Material for the task:
* BEGIN *
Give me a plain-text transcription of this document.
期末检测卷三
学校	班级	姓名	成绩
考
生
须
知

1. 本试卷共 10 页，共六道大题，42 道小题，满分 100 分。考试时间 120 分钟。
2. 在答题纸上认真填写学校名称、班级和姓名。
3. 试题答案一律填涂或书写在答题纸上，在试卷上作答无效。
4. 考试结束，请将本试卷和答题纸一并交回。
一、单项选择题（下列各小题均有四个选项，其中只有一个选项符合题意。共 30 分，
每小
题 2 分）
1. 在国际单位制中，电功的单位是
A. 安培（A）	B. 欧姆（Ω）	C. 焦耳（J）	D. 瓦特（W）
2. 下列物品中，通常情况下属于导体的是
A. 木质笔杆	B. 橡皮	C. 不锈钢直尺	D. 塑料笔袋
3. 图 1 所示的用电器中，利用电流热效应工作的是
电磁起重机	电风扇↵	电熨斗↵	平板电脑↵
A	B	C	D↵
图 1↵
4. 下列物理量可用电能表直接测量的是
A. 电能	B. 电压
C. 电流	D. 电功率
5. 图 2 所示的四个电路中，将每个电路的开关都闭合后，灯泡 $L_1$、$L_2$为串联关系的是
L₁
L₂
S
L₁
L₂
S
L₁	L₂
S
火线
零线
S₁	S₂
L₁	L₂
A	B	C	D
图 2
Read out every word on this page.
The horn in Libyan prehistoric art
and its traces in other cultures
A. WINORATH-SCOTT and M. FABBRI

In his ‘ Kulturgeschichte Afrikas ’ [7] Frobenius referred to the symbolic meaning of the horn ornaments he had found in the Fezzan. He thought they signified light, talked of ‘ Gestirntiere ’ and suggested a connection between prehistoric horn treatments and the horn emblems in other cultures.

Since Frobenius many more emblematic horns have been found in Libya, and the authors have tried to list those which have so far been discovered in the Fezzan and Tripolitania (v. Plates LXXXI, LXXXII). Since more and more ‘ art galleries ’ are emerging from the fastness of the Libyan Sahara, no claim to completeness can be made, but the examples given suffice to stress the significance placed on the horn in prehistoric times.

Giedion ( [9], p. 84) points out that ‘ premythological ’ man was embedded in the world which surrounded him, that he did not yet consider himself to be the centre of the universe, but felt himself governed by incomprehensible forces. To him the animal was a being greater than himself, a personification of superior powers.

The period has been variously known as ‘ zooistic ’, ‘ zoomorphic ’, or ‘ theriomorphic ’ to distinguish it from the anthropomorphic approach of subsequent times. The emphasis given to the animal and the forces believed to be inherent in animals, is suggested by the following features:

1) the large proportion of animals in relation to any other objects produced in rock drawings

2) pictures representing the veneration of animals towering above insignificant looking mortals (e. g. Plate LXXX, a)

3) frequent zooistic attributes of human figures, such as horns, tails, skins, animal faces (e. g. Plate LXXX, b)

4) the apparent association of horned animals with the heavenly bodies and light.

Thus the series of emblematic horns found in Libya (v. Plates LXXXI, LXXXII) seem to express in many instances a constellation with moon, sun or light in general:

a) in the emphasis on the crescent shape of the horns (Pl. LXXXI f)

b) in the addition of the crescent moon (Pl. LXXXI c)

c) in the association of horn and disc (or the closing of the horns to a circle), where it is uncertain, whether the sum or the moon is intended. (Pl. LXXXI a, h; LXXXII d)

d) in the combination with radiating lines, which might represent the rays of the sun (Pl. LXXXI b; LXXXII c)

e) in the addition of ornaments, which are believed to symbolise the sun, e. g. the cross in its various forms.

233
* END *
What is required: Scan the material above. Copy each line that holds the word "with".

Complete response:
4) the apparent association of horned animals with the heavenly bodies and light.
Thus the series of emblematic horns found in Libya (v. Plates LXXXI, LXXXII) seem to express in many instances a constellation with moon, sun or light in general:
d) in the combination with radiating lines, which might represent the rays of the sun (Pl. LXXXI b; LXXXII c)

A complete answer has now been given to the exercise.